Exercise prompt:
Transcribe the lines of the records below, starting at the line containing "Patent image size: (930, 478)." and ending at the line containing "The palmar-phalangeal support area 3 is", both included, and copy only those lines.

>> Start Task input

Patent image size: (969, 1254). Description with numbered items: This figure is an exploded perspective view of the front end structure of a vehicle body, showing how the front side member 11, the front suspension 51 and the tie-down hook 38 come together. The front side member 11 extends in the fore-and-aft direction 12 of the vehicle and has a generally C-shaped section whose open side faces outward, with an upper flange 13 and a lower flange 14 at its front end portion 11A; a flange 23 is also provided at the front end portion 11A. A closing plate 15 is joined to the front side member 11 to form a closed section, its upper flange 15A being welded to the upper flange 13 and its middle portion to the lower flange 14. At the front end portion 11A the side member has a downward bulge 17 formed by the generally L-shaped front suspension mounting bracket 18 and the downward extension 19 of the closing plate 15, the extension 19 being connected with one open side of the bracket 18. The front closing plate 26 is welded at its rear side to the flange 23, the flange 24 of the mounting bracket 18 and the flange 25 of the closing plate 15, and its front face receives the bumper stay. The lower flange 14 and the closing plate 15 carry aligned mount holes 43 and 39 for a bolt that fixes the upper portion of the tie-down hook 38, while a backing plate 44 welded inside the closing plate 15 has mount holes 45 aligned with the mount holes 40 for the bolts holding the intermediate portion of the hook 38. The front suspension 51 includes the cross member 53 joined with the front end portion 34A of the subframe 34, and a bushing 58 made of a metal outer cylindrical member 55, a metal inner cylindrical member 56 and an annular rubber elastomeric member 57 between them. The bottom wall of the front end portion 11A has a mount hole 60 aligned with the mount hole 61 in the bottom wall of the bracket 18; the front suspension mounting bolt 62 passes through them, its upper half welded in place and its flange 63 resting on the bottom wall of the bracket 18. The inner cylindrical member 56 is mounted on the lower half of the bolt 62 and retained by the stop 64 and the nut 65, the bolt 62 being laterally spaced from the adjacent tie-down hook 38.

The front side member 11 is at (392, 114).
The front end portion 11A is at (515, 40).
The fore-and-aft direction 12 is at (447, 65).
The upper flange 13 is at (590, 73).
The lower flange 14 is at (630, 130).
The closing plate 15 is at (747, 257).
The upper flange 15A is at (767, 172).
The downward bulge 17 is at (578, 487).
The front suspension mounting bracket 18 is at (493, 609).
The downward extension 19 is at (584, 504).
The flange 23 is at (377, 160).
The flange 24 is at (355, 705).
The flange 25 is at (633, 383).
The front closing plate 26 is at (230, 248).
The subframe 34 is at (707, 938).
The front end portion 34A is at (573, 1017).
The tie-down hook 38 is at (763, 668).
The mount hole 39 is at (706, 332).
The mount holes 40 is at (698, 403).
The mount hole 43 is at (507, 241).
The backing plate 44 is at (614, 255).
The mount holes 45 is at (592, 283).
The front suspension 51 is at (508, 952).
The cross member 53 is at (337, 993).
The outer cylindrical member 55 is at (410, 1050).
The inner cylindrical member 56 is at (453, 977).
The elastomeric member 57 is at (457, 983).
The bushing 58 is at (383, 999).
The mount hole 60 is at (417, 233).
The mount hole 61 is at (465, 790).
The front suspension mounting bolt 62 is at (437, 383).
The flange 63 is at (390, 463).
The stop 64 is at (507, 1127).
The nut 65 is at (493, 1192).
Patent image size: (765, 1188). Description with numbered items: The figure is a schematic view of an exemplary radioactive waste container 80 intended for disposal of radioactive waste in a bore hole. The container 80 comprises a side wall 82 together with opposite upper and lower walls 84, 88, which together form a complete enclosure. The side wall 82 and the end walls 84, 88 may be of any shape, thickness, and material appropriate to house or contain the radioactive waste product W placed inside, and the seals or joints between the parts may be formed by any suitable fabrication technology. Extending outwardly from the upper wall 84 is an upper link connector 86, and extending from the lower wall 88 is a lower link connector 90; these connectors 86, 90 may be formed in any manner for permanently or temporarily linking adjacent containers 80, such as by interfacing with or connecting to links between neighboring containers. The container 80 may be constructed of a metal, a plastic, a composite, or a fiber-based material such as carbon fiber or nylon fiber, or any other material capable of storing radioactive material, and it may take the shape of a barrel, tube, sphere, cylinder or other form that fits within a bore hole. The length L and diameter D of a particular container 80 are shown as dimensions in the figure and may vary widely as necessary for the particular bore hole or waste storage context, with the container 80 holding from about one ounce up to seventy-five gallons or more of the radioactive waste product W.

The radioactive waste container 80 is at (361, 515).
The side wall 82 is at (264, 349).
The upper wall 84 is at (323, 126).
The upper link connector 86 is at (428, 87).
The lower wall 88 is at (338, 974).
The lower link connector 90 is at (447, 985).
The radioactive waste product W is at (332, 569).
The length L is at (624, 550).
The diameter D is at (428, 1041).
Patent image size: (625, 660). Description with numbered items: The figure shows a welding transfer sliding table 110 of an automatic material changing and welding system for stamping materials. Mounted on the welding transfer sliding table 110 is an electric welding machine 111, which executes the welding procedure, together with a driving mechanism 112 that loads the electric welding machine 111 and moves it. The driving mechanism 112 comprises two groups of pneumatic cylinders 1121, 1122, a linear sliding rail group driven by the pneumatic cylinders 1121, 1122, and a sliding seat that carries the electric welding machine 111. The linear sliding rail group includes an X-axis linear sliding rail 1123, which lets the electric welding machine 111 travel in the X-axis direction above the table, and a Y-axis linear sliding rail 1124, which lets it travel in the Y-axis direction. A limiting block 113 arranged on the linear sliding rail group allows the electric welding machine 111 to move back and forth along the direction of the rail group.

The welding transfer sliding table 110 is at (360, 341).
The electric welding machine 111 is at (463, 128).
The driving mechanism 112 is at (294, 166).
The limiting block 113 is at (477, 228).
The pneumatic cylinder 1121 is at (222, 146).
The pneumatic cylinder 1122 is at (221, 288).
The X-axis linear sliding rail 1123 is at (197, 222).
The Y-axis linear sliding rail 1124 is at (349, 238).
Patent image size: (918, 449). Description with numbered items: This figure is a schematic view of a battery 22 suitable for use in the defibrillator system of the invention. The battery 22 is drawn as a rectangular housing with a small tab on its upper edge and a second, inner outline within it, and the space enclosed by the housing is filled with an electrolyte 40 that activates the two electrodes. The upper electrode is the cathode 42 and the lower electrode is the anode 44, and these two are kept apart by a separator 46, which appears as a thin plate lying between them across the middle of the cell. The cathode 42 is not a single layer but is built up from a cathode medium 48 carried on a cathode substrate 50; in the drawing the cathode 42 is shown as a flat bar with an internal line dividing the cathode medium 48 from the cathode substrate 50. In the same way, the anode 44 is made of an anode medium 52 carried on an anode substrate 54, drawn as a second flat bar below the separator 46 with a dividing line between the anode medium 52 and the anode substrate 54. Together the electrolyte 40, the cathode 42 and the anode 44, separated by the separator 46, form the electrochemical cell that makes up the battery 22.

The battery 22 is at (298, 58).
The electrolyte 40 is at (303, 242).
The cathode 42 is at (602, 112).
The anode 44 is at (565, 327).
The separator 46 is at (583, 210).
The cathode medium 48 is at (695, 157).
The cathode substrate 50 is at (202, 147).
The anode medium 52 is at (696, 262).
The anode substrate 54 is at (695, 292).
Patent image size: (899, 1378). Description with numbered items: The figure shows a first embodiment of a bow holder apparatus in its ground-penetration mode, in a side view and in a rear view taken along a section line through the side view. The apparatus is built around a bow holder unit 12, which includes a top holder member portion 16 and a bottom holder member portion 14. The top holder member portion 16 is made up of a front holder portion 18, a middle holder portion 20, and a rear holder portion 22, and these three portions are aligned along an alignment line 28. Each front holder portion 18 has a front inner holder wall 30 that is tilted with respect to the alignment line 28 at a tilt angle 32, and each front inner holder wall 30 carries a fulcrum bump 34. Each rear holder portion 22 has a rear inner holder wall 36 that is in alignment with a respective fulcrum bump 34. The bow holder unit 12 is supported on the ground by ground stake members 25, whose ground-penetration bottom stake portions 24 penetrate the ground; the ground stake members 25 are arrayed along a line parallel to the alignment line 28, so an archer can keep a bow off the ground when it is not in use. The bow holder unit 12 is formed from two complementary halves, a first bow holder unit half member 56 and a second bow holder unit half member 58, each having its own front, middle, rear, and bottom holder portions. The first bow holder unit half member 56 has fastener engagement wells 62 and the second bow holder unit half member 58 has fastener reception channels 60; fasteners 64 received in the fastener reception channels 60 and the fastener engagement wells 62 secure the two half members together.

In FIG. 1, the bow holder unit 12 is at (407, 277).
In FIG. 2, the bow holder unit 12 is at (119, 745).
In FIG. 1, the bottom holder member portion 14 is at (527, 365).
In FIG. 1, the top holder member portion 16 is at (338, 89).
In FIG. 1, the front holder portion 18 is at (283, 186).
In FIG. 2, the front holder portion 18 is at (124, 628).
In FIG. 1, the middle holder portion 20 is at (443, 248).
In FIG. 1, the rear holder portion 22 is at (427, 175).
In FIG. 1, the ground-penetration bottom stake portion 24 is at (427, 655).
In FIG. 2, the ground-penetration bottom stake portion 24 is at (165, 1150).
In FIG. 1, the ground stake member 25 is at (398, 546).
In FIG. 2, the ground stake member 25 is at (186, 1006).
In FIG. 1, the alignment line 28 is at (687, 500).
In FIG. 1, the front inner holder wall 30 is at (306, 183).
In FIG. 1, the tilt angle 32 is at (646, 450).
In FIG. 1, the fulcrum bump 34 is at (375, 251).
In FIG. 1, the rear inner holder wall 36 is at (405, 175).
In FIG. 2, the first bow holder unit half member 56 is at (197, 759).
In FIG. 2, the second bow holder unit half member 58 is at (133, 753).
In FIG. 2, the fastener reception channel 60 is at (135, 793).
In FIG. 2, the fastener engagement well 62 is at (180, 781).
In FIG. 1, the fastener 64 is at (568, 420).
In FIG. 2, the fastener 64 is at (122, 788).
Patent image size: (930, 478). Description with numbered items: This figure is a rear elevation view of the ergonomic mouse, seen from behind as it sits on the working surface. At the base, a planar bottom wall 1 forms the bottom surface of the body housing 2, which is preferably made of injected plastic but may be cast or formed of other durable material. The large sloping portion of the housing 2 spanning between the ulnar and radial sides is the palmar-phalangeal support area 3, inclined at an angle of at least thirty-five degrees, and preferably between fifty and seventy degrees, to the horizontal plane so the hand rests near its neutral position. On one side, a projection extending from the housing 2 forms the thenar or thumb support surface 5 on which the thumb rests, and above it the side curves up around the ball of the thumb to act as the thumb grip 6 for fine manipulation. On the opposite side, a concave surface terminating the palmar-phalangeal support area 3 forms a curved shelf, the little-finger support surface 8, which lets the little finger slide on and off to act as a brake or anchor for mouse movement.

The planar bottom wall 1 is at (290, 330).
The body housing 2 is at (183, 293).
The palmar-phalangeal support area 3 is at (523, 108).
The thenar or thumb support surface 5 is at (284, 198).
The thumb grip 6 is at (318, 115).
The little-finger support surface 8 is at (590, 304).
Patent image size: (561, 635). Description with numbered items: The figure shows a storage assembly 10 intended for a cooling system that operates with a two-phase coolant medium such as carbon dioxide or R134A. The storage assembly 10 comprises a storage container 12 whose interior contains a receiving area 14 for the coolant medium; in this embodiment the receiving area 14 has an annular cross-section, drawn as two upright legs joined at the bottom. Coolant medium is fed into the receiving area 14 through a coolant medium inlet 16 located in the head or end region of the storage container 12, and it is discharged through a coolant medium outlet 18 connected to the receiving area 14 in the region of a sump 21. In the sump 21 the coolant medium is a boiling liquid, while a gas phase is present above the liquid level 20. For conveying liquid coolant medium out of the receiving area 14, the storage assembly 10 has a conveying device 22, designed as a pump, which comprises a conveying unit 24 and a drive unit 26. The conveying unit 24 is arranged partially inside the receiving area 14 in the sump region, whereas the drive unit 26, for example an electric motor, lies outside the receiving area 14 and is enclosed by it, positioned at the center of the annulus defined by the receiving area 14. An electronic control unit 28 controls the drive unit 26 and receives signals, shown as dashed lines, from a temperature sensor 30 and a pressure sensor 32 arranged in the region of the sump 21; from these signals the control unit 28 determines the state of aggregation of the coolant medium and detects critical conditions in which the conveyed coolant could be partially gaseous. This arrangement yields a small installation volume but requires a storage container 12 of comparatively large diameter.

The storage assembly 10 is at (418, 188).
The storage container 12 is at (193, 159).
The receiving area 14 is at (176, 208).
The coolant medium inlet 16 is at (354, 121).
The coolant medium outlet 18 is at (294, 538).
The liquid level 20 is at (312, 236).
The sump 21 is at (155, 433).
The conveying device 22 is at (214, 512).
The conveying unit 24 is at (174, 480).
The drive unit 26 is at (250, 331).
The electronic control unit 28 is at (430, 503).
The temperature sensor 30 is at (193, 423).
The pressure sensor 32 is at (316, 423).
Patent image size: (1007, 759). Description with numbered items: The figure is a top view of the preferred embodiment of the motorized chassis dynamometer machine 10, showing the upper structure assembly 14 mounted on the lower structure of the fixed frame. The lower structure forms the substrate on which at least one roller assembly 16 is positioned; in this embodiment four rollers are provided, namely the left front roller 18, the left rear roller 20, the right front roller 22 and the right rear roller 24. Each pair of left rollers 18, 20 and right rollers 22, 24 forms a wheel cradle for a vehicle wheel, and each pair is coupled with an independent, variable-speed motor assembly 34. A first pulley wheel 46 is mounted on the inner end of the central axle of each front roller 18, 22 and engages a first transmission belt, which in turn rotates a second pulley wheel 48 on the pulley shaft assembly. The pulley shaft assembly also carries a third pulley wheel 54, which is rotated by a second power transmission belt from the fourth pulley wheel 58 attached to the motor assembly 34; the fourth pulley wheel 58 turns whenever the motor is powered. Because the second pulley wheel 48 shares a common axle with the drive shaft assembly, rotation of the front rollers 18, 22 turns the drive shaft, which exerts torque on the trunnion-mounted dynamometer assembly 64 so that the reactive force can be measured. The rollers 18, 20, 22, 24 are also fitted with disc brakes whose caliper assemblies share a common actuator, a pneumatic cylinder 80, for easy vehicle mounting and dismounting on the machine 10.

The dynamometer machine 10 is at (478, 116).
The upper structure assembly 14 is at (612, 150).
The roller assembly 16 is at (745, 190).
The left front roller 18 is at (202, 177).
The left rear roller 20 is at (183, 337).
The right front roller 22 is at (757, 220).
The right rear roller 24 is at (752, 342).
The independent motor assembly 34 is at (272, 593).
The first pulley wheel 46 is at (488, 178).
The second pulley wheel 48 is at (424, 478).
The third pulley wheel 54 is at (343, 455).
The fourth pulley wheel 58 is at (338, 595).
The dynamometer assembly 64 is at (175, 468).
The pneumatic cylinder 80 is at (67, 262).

>> End Task input

Exercise solution:
Patent image size: (930, 478). Description with numbered items: This figure is a rear elevation view of the ergonomic mouse, seen from behind as it sits on the working surface. At the base, a planar bottom wall 1 forms the bottom surface of the body housing 2, which is preferably made of injected plastic but may be cast or formed of other durable material. The large sloping portion of the housing 2 spanning between the ulnar and radial sides is the palmar-phalangeal support area 3, inclined at an angle of at least thirty-five degrees, and preferably between fifty and seventy degrees, to the horizontal plane so the hand rests near its neutral position. On one side, a projection extending from the housing 2 forms the thenar or thumb support surface 5 on which the thumb rests, and above it the side curves up around the ball of the thumb to act as the thumb grip 6 for fine manipulation. On the opposite side, a concave surface terminating the palmar-phalangeal support area 3 forms a curved shelf, the little-finger support surface 8, which lets the little finger slide on and off to act as a brake or anchor for mouse movement.

The planar bottom wall 1 is at (290, 330).
The body housing 2 is at (183, 293).
The palmar-phalangeal support area 3 is at (523, 108).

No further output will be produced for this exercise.